Collected data
++++++++++

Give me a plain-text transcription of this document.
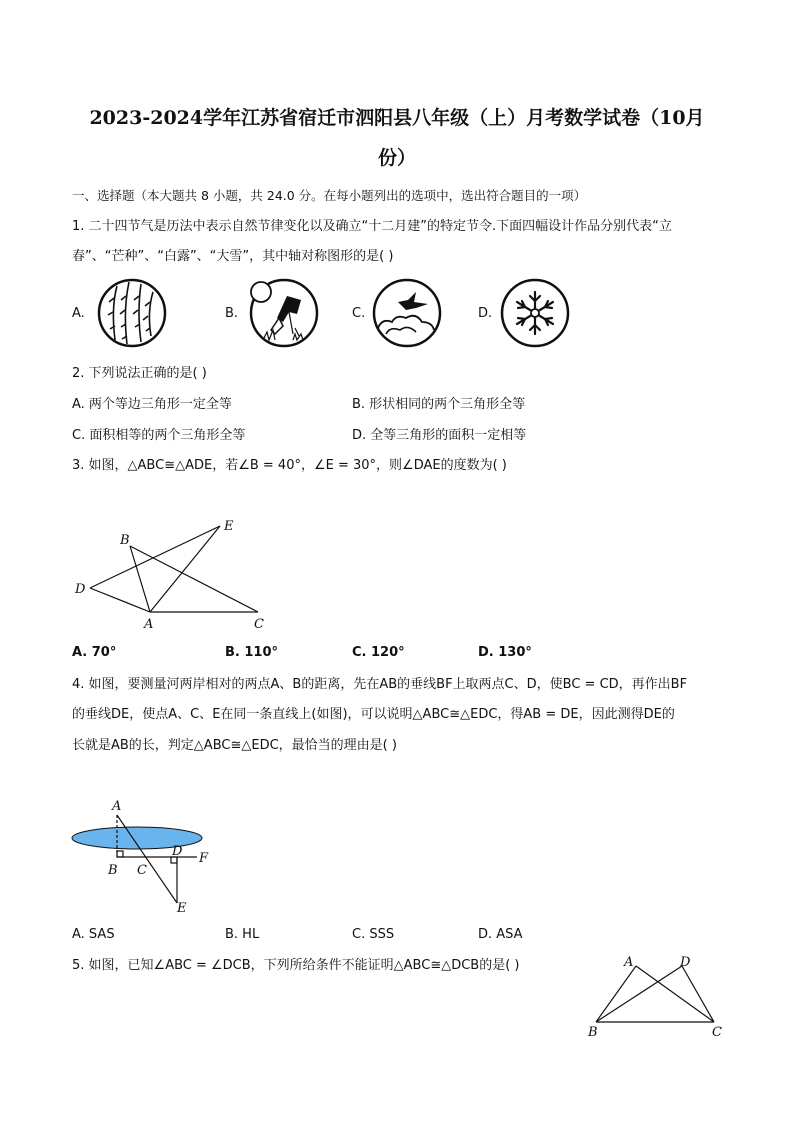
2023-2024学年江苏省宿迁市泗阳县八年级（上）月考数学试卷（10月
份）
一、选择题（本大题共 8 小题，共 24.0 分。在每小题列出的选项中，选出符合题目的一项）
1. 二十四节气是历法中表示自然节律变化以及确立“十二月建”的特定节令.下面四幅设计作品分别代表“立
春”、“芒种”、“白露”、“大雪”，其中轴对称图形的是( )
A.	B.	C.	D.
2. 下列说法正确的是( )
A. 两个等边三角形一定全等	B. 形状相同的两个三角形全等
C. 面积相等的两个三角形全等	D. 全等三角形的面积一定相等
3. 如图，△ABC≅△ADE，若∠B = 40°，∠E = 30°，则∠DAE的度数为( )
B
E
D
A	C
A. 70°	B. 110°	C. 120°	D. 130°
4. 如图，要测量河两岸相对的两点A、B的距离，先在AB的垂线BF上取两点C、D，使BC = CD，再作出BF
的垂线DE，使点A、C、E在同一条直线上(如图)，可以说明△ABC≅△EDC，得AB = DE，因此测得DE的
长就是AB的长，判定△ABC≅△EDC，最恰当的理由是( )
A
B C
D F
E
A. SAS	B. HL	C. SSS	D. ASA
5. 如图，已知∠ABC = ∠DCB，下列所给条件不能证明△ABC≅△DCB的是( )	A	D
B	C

++++++++++

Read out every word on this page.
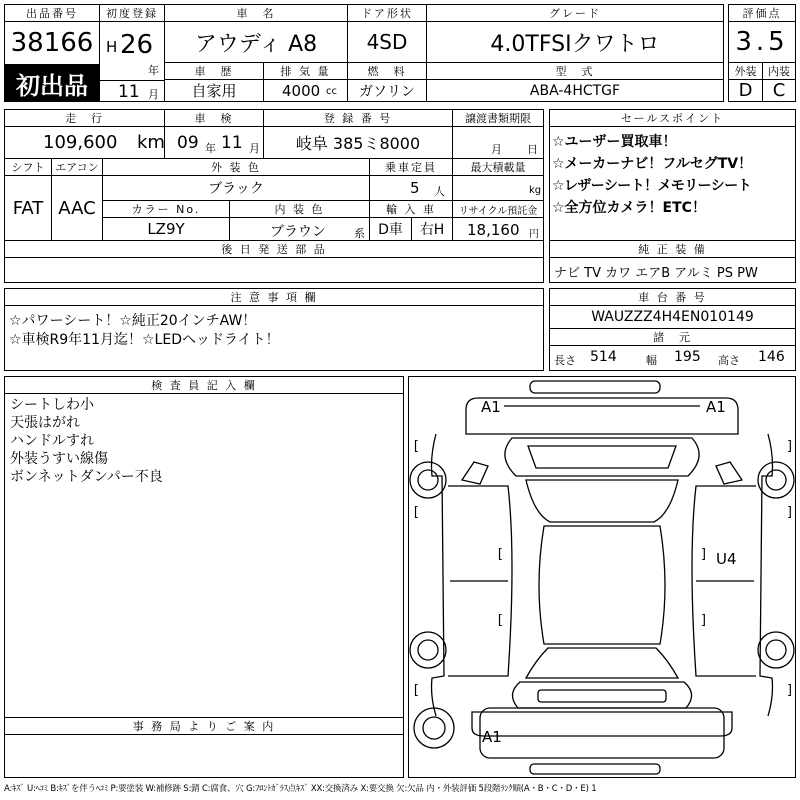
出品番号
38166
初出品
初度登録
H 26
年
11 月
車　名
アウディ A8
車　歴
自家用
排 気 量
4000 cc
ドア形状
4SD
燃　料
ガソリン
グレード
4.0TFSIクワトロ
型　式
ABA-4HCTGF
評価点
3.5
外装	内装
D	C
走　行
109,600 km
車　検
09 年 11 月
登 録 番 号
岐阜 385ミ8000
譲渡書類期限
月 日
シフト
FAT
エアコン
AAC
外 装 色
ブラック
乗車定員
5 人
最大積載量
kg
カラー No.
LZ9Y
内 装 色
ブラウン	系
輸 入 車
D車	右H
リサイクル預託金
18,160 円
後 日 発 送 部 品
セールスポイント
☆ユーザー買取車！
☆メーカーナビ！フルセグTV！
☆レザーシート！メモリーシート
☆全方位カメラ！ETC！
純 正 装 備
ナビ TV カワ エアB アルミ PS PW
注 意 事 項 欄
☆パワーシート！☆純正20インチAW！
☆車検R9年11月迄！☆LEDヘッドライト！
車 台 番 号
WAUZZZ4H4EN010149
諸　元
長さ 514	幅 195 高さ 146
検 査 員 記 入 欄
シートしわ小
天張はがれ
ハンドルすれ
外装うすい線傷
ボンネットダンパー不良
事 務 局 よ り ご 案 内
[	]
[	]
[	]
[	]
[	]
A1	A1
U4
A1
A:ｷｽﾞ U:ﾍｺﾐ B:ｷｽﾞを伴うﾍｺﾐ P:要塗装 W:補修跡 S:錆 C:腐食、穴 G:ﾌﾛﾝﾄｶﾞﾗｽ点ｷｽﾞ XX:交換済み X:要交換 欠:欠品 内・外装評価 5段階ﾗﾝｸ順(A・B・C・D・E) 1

++++++++++

**Work instructions**
Using the data above, say how many lines include "this". No other reply is needed.

**Result of the exercise**
2